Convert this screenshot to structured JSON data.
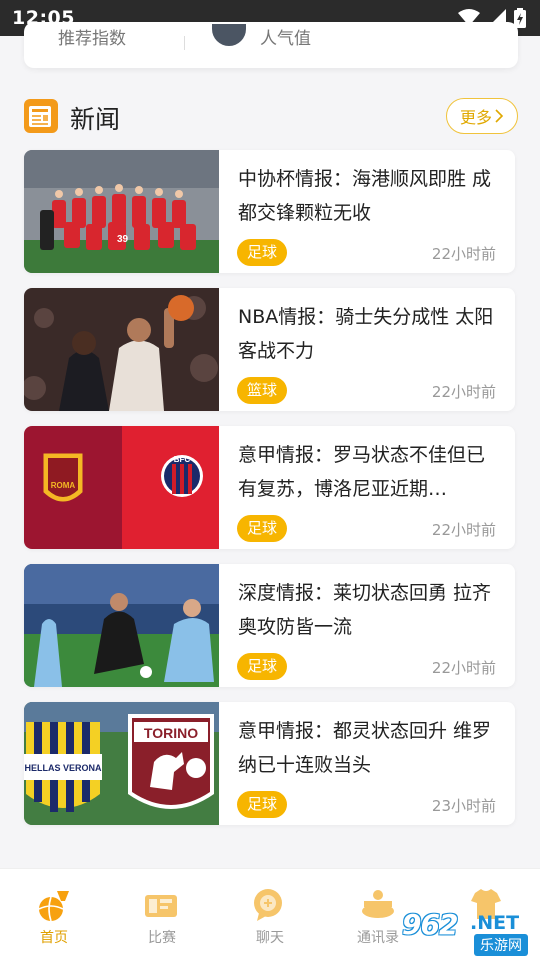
{
  "status_bar": {
    "time": "12:05"
  },
  "previous_card": {
    "left_text": "推荐指数",
    "right_text": "人气值"
  },
  "news_section": {
    "title": "新闻",
    "more_label": "更多"
  },
  "news": [
    {
      "title": "中协杯情报：海港顺风即胜 成都交锋颗粒无收",
      "tag": "足球",
      "time": "22小时前",
      "thumb": "team-photo"
    },
    {
      "title": "NBA情报：骑士失分成性 太阳客战不力",
      "tag": "篮球",
      "time": "22小时前",
      "thumb": "basketball-player"
    },
    {
      "title": "意甲情报：罗马状态不佳但已有复苏，博洛尼亚近期…",
      "tag": "足球",
      "time": "22小时前",
      "thumb": "roma-vs-bologna",
      "badges": [
        "ROMA",
        "BFC"
      ]
    },
    {
      "title": "深度情报：莱切状态回勇 拉齐奥攻防皆一流",
      "tag": "足球",
      "time": "22小时前",
      "thumb": "soccer-action"
    },
    {
      "title": "意甲情报：都灵状态回升 维罗纳已十连败当头",
      "tag": "足球",
      "time": "23小时前",
      "thumb": "verona-vs-torino",
      "badges": [
        "HELLAS VERONA",
        "TORINO"
      ]
    }
  ],
  "tabbar": [
    {
      "label": "首页",
      "icon": "basketball-hoop-icon",
      "active": true
    },
    {
      "label": "比赛",
      "icon": "match-ticket-icon",
      "active": false
    },
    {
      "label": "聊天",
      "icon": "chat-bubble-icon",
      "active": false
    },
    {
      "label": "通讯录",
      "icon": "contacts-stage-icon",
      "active": false
    },
    {
      "label": "",
      "icon": "jersey-icon",
      "active": false
    }
  ],
  "watermark": {
    "number": "962",
    "suffix": ".NET",
    "text": "乐游网"
  },
  "colors": {
    "accent": "#f7b500",
    "accent_text": "#e0a000",
    "status_bar": "#2b2b2b"
  }
}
■ ■ ■ ■
* _Description of the task_
All records must be output exactly as they are, except for the pictures, which are left out.

* _Written reply_
Convert this screenshot to structured JSON data.
{
  "status_bar": {
    "time": "12:05"
  },
  "previous_card": {
    "left_text": "推荐指数",
    "right_text": "人气值"
  },
  "news_section": {
    "title": "新闻",
    "more_label": "更多"
  },
  "news": [
    {
      "title": "中协杯情报：海港顺风即胜 成都交锋颗粒无收",
      "tag": "足球",
      "time": "22小时前",
      "thumb": "team-photo"
    },
    {
      "title": "NBA情报：骑士失分成性 太阳客战不力",
      "tag": "篮球",
      "time": "22小时前",
      "thumb": "basketball-player"
    },
    {
      "title": "意甲情报：罗马状态不佳但已有复苏，博洛尼亚近期…",
      "tag": "足球",
      "time": "22小时前",
      "thumb": "roma-vs-bologna",
      "badges": [
        "ROMA",
        "BFC"
      ]
    },
    {
      "title": "深度情报：莱切状态回勇 拉齐奥攻防皆一流",
      "tag": "足球",
      "time": "22小时前",
      "thumb": "soccer-action"
    },
    {
      "title": "意甲情报：都灵状态回升 维罗纳已十连败当头",
      "tag": "足球",
      "time": "23小时前",
      "thumb": "verona-vs-torino",
      "badges": [
        "HELLAS VERONA",
        "TORINO"
      ]
    }
  ],
  "tabbar": [
    {
      "label": "首页",
      "icon": "basketball-hoop-icon",
      "active": true
    },
    {
      "label": "比赛",
      "icon": "match-ticket-icon",
      "active": false
    },
    {
      "label": "聊天",
      "icon": "chat-bubble-icon",
      "active": false
    },
    {
      "label": "通讯录",
      "icon": "contacts-stage-icon",
      "active": false
    },
    {
      "label": "",
      "icon": "jersey-icon",
      "active": false
    }
  ],
  "watermark": {
    "number": "962",
    "suffix": ".NET",
    "text": "乐游网"
  },
  "colors": {
    "accent": "#f7b500",
    "accent_text": "#e0a000",
    "status_bar": "#2b2b2b"
  }
}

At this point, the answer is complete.